— Exercise objective —
From the line containing "Read out every word on this page." down to the last line of the listing, quote everything word for word, and nothing else, keeping pictures out.

Extracted data entries
————
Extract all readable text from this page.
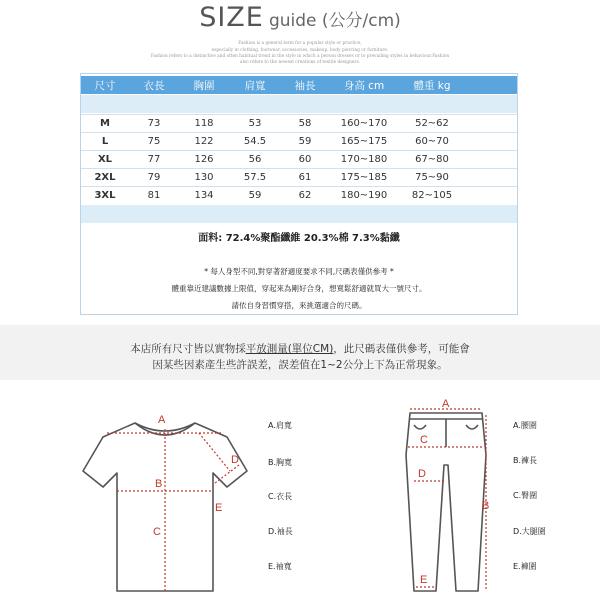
SIZE guide (公分/cm)
Fashion is a general term for a popular style or practice,
especially in clothing, footwear, accessories, makeup, body piercing or furniture.
Fashion refers to a distinctive and often habitual trend in the style in which a person dresses or to prevailing styles in behaviour.Fashion
also refers to the newest creations of textile designers.
尺寸	衣長	胸圍	肩寬	袖長	身高 cm	體重 kg
M	73	118	53	58	160~170	52~62
L	75	122	54.5	59	165~175	60~70
XL	77	126	56	60	170~180	67~80
2XL	79	130	57.5	61	175~185	75~90
3XL	81	134	59	62	180~190	82~105
面料: 72.4%聚酯纖維 20.3%棉 7.3%黏纖
* 每人身型不同,對穿著舒適度要求不同,尺碼表僅供參考 *
體重靠近建議數據上限值，穿起來為剛好合身，想寬鬆舒適就買大一號尺寸。
請依自身習慣穿搭，來挑選適合的尺碼。
本店所有尺寸皆以實物採平放測量(單位CM)，此尺碼表僅供參考，可能會
因某些因素產生些許誤差，誤差值在1~2公分上下為正常現象。
A
B
C
D
E
A.肩寬
B.胸寬
C.衣長
D.袖長
E.袖寬
A
B
C
D
E
A.腰圍
B.褲長
C.臀圍
D.大腿圍
E.褲圍
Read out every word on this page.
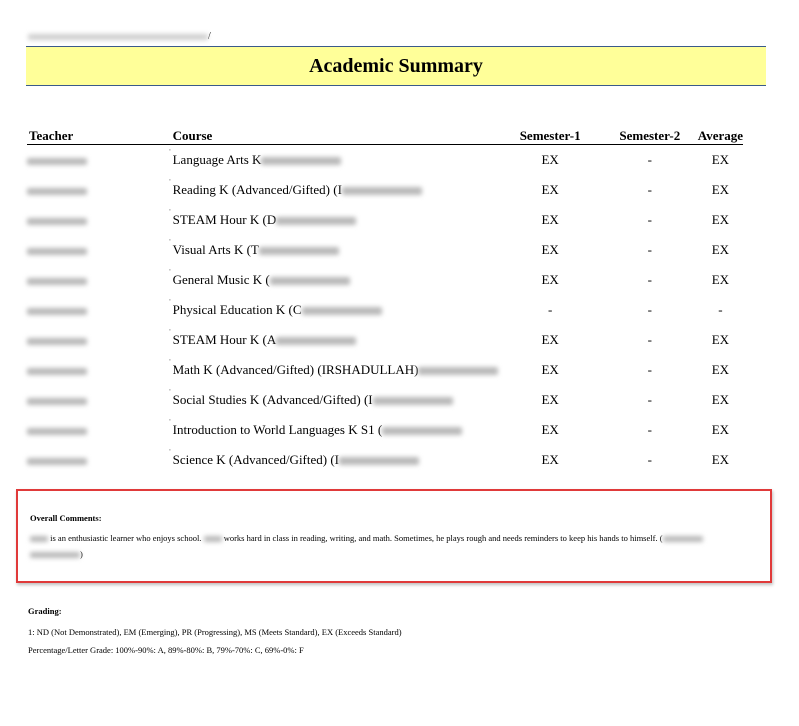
/
Academic Summary
Teacher	Course	Semester-1	Semester-2	Average

	ˈ Language Arts K	EX	-	EX

	ˈ Reading K (Advanced/Gifted) (I	EX	-	EX

	ˈ STEAM Hour K (D	EX	-	EX

	ˈ Visual Arts K (T	EX	-	EX

	ˈ General Music K (	EX	-	EX

	ˈ Physical Education K (C	-	-	-

	ˈ STEAM Hour K (A	EX	-	EX

	ˈ Math K (Advanced/Gifted) (IRSHADULLAH)	EX	-	EX

	ˈ Social Studies K (Advanced/Gifted) (I	EX	-	EX

	ˈ Introduction to World Languages K S1 (	EX	-	EX

	ˈ Science K (Advanced/Gifted) (I	EX	-	EX
Overall Comments:
is an enthusiastic learner who enjoys school.	works hard in class in reading, writing, and math. Sometimes, he plays rough and needs reminders to keep his hands to himself. (
)
Grading:
1: ND (Not Demonstrated), EM (Emerging), PR (Progressing), MS (Meets Standard), EX (Exceeds Standard)
Percentage/Letter Grade: 100%-90%: A, 89%-80%: B, 79%-70%: C, 69%-0%: F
————
— Solution for this problem —
Read out every word on this page.
/
Academic Summary
Teacher	Course	Semester-1	Semester-2	Average

	ˈ Language Arts K	EX	-	EX

	ˈ Reading K (Advanced/Gifted) (I	EX	-	EX

	ˈ STEAM Hour K (D	EX	-	EX

	ˈ Visual Arts K (T	EX	-	EX

	ˈ General Music K (	EX	-	EX

	ˈ Physical Education K (C	-	-	-

	ˈ STEAM Hour K (A	EX	-	EX

	ˈ Math K (Advanced/Gifted) (IRSHADULLAH)	EX	-	EX

	ˈ Social Studies K (Advanced/Gifted) (I	EX	-	EX

	ˈ Introduction to World Languages K S1 (	EX	-	EX

	ˈ Science K (Advanced/Gifted) (I	EX	-	EX
Overall Comments:
is an enthusiastic learner who enjoys school.	works hard in class in reading, writing, and math. Sometimes, he plays rough and needs reminders to keep his hands to himself. (
)
Grading:
1: ND (Not Demonstrated), EM (Emerging), PR (Progressing), MS (Meets Standard), EX (Exceeds Standard)
Percentage/Letter Grade: 100%-90%: A, 89%-80%: B, 79%-70%: C, 69%-0%: F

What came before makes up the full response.